Start DATA FOR THIS TASK
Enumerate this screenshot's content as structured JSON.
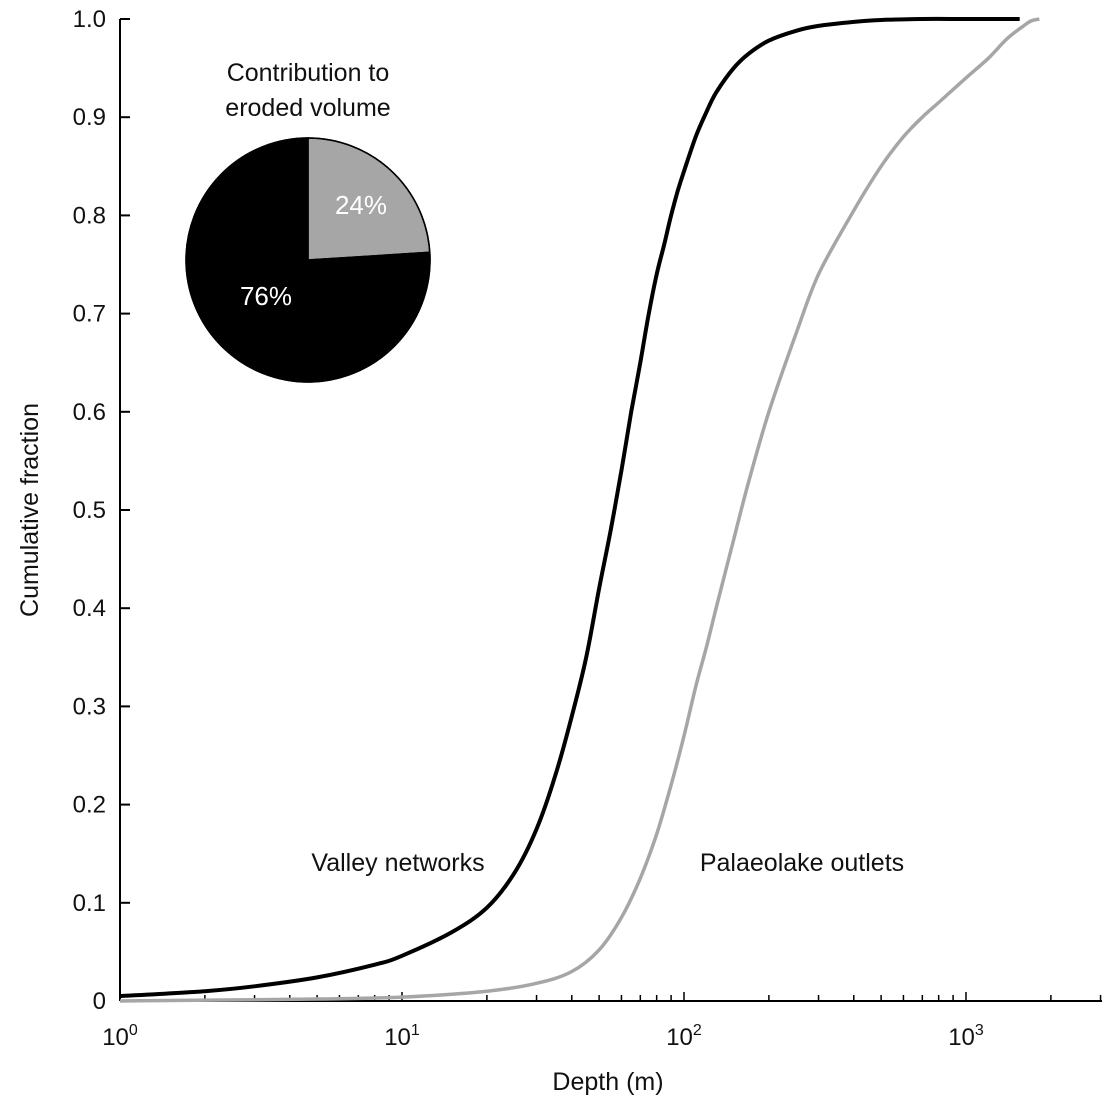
{
  "chart_data": {
    "type": "line",
    "xlabel": "Depth (m)",
    "ylabel": "Cumulative fraction",
    "xscale": "log",
    "xlim": [
      1,
      3200
    ],
    "ylim": [
      0,
      1.0
    ],
    "x_ticks": [
      {
        "value": 1,
        "base": "10",
        "exp": "0"
      },
      {
        "value": 10,
        "base": "10",
        "exp": "1"
      },
      {
        "value": 100,
        "base": "10",
        "exp": "2"
      },
      {
        "value": 1000,
        "base": "10",
        "exp": "3"
      }
    ],
    "y_ticks": [
      {
        "value": 0,
        "label": "0"
      },
      {
        "value": 0.1,
        "label": "0.1"
      },
      {
        "value": 0.2,
        "label": "0.2"
      },
      {
        "value": 0.3,
        "label": "0.3"
      },
      {
        "value": 0.4,
        "label": "0.4"
      },
      {
        "value": 0.5,
        "label": "0.5"
      },
      {
        "value": 0.6,
        "label": "0.6"
      },
      {
        "value": 0.7,
        "label": "0.7"
      },
      {
        "value": 0.8,
        "label": "0.8"
      },
      {
        "value": 0.9,
        "label": "0.9"
      },
      {
        "value": 1.0,
        "label": "1.0"
      }
    ],
    "grid": false,
    "series": [
      {
        "name": "Valley networks",
        "color": "#000000",
        "x": [
          1,
          2,
          3,
          5,
          8,
          10,
          15,
          20,
          25,
          30,
          35,
          40,
          45,
          50,
          55,
          60,
          65,
          70,
          75,
          80,
          85,
          90,
          95,
          100,
          110,
          120,
          130,
          150,
          170,
          200,
          250,
          300,
          400,
          500,
          700,
          1000,
          1550
        ],
        "y": [
          0.005,
          0.01,
          0.015,
          0.024,
          0.037,
          0.046,
          0.07,
          0.095,
          0.13,
          0.175,
          0.23,
          0.29,
          0.35,
          0.42,
          0.48,
          0.54,
          0.6,
          0.65,
          0.7,
          0.74,
          0.77,
          0.8,
          0.825,
          0.845,
          0.88,
          0.905,
          0.925,
          0.95,
          0.965,
          0.978,
          0.988,
          0.993,
          0.997,
          0.999,
          1.0,
          1.0,
          1.0
        ]
      },
      {
        "name": "Palaeolake outlets",
        "color": "#a6a6a6",
        "x": [
          1,
          5,
          10,
          20,
          30,
          40,
          50,
          60,
          70,
          80,
          90,
          100,
          110,
          120,
          130,
          150,
          170,
          200,
          250,
          300,
          400,
          500,
          600,
          700,
          800,
          1000,
          1200,
          1400,
          1600,
          1700,
          1820
        ],
        "y": [
          0.0,
          0.002,
          0.004,
          0.01,
          0.018,
          0.03,
          0.052,
          0.085,
          0.125,
          0.17,
          0.22,
          0.27,
          0.32,
          0.36,
          0.4,
          0.47,
          0.53,
          0.6,
          0.68,
          0.74,
          0.805,
          0.85,
          0.88,
          0.9,
          0.915,
          0.94,
          0.96,
          0.98,
          0.993,
          0.998,
          1.0
        ]
      }
    ],
    "annotations": [
      {
        "text": "Valley networks",
        "series": 0
      },
      {
        "text": "Palaeolake outlets",
        "series": 1
      }
    ],
    "inset_pie": {
      "type": "pie",
      "title_lines": [
        "Contribution to",
        "eroded volume"
      ],
      "slices": [
        {
          "value": 24,
          "label": "24%",
          "color": "#a6a6a6"
        },
        {
          "value": 76,
          "label": "76%",
          "color": "#000000"
        }
      ]
    }
  }
}
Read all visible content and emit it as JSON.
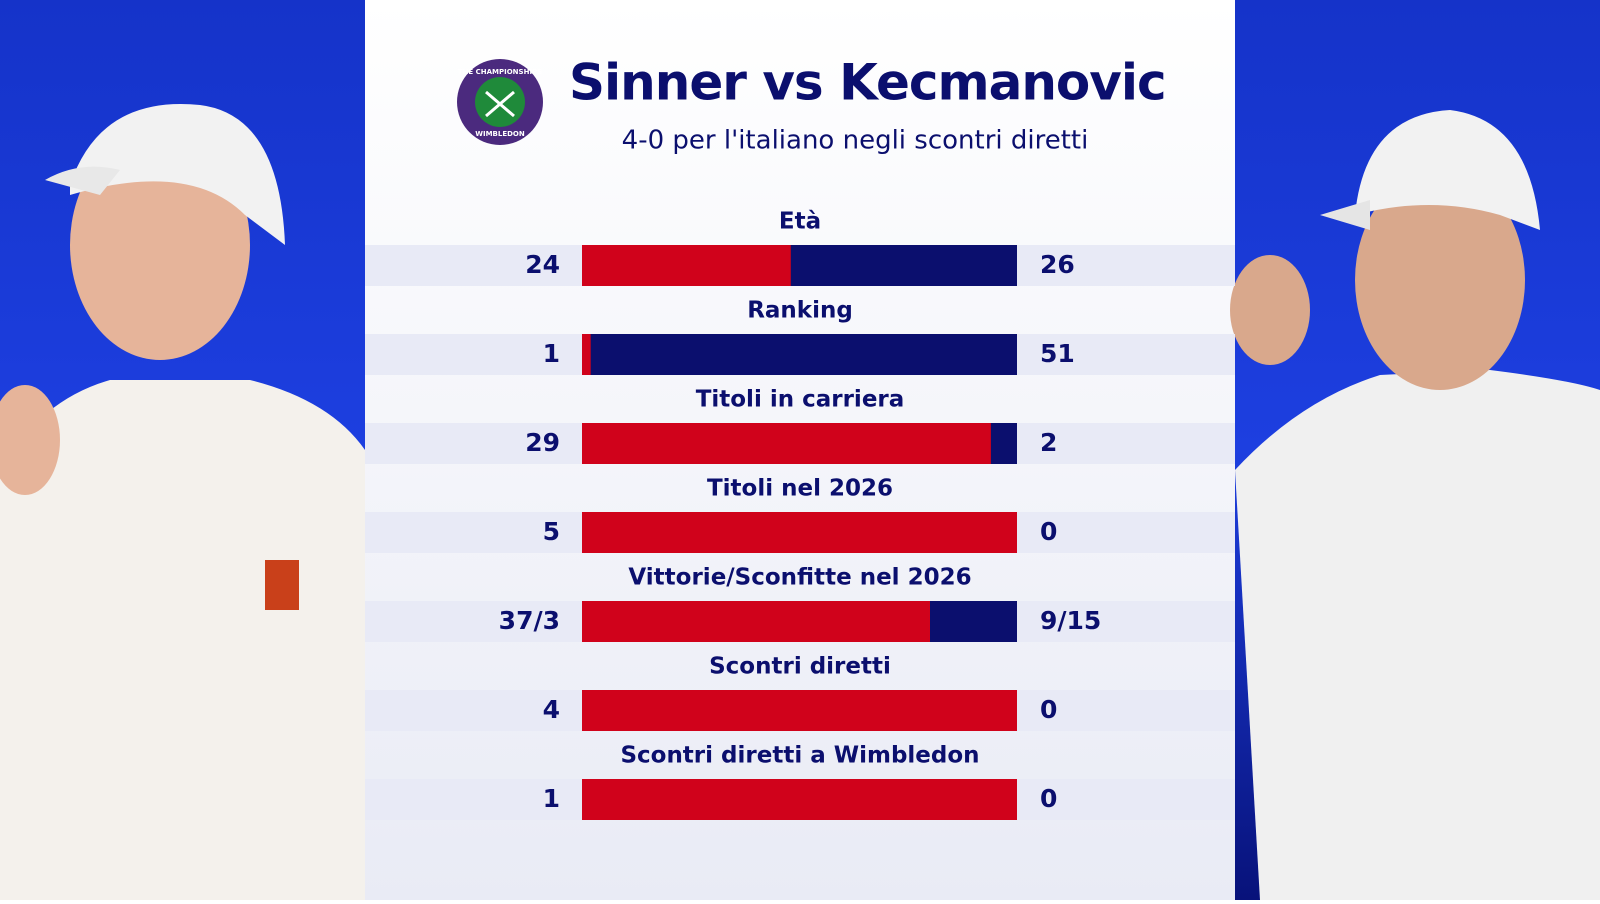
{
  "header": {
    "title": "Sinner vs Kecmanovic",
    "subtitle": "4-0 per l'italiano negli scontri diretti"
  },
  "logo": {
    "top": "THE CHAMPIONSHIPS",
    "bottom": "WIMBLEDON"
  },
  "colors": {
    "left": "#d0021b",
    "right": "#0b0f6e"
  },
  "rows": [
    {
      "label": "Età",
      "left": "24",
      "right": "26",
      "share": 48
    },
    {
      "label": "Ranking",
      "left": "1",
      "right": "51",
      "share": 2
    },
    {
      "label": "Titoli in carriera",
      "left": "29",
      "right": "2",
      "share": 94
    },
    {
      "label": "Titoli nel 2026",
      "left": "5",
      "right": "0",
      "share": 100
    },
    {
      "label": "Vittorie/Sconfitte nel 2026",
      "left": "37/3",
      "right": "9/15",
      "share": 80
    },
    {
      "label": "Scontri diretti",
      "left": "4",
      "right": "0",
      "share": 100
    },
    {
      "label": "Scontri diretti a Wimbledon",
      "left": "1",
      "right": "0",
      "share": 100
    }
  ]
}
End DATA FOR THIS TASK
Without the pictures, repeat all the records word for word.

__CORRECT ANSWER__:
Enumerate this screenshot's content as structured JSON.
{
  "chart_data": {
    "type": "line",
    "xlabel": "Depth (m)",
    "ylabel": "Cumulative fraction",
    "xscale": "log",
    "xlim": [
      1,
      3200
    ],
    "ylim": [
      0,
      1.0
    ],
    "x_ticks": [
      {
        "value": 1,
        "base": "10",
        "exp": "0"
      },
      {
        "value": 10,
        "base": "10",
        "exp": "1"
      },
      {
        "value": 100,
        "base": "10",
        "exp": "2"
      },
      {
        "value": 1000,
        "base": "10",
        "exp": "3"
      }
    ],
    "y_ticks": [
      {
        "value": 0,
        "label": "0"
      },
      {
        "value": 0.1,
        "label": "0.1"
      },
      {
        "value": 0.2,
        "label": "0.2"
      },
      {
        "value": 0.3,
        "label": "0.3"
      },
      {
        "value": 0.4,
        "label": "0.4"
      },
      {
        "value": 0.5,
        "label": "0.5"
      },
      {
        "value": 0.6,
        "label": "0.6"
      },
      {
        "value": 0.7,
        "label": "0.7"
      },
      {
        "value": 0.8,
        "label": "0.8"
      },
      {
        "value": 0.9,
        "label": "0.9"
      },
      {
        "value": 1.0,
        "label": "1.0"
      }
    ],
    "grid": false,
    "series": [
      {
        "name": "Valley networks",
        "color": "#000000",
        "x": [
          1,
          2,
          3,
          5,
          8,
          10,
          15,
          20,
          25,
          30,
          35,
          40,
          45,
          50,
          55,
          60,
          65,
          70,
          75,
          80,
          85,
          90,
          95,
          100,
          110,
          120,
          130,
          150,
          170,
          200,
          250,
          300,
          400,
          500,
          700,
          1000,
          1550
        ],
        "y": [
          0.005,
          0.01,
          0.015,
          0.024,
          0.037,
          0.046,
          0.07,
          0.095,
          0.13,
          0.175,
          0.23,
          0.29,
          0.35,
          0.42,
          0.48,
          0.54,
          0.6,
          0.65,
          0.7,
          0.74,
          0.77,
          0.8,
          0.825,
          0.845,
          0.88,
          0.905,
          0.925,
          0.95,
          0.965,
          0.978,
          0.988,
          0.993,
          0.997,
          0.999,
          1.0,
          1.0,
          1.0
        ]
      },
      {
        "name": "Palaeolake outlets",
        "color": "#a6a6a6",
        "x": [
          1,
          5,
          10,
          20,
          30,
          40,
          50,
          60,
          70,
          80,
          90,
          100,
          110,
          120,
          130,
          150,
          170,
          200,
          250,
          300,
          400,
          500,
          600,
          700,
          800,
          1000,
          1200,
          1400,
          1600,
          1700,
          1820
        ],
        "y": [
          0.0,
          0.002,
          0.004,
          0.01,
          0.018,
          0.03,
          0.052,
          0.085,
          0.125,
          0.17,
          0.22,
          0.27,
          0.32,
          0.36,
          0.4,
          0.47,
          0.53,
          0.6,
          0.68,
          0.74,
          0.805,
          0.85,
          0.88,
          0.9,
          0.915,
          0.94,
          0.96,
          0.98,
          0.993,
          0.998,
          1.0
        ]
      }
    ],
    "annotations": [
      {
        "text": "Valley networks",
        "series": 0
      },
      {
        "text": "Palaeolake outlets",
        "series": 1
      }
    ],
    "inset_pie": {
      "type": "pie",
      "title_lines": [
        "Contribution to",
        "eroded volume"
      ],
      "slices": [
        {
          "value": 24,
          "label": "24%",
          "color": "#a6a6a6"
        },
        {
          "value": 76,
          "label": "76%",
          "color": "#000000"
        }
      ]
    }
  }
}
Read all visible content and emit it as JSON.
{
  "header": {
    "title": "Sinner vs Kecmanovic",
    "subtitle": "4-0 per l'italiano negli scontri diretti"
  },
  "logo": {
    "top": "THE CHAMPIONSHIPS",
    "bottom": "WIMBLEDON"
  },
  "colors": {
    "left": "#d0021b",
    "right": "#0b0f6e"
  },
  "rows": [
    {
      "label": "Età",
      "left": "24",
      "right": "26",
      "share": 48
    },
    {
      "label": "Ranking",
      "left": "1",
      "right": "51",
      "share": 2
    },
    {
      "label": "Titoli in carriera",
      "left": "29",
      "right": "2",
      "share": 94
    },
    {
      "label": "Titoli nel 2026",
      "left": "5",
      "right": "0",
      "share": 100
    },
    {
      "label": "Vittorie/Sconfitte nel 2026",
      "left": "37/3",
      "right": "9/15",
      "share": 80
    },
    {
      "label": "Scontri diretti",
      "left": "4",
      "right": "0",
      "share": 100
    },
    {
      "label": "Scontri diretti a Wimbledon",
      "left": "1",
      "right": "0",
      "share": 100
    }
  ]
}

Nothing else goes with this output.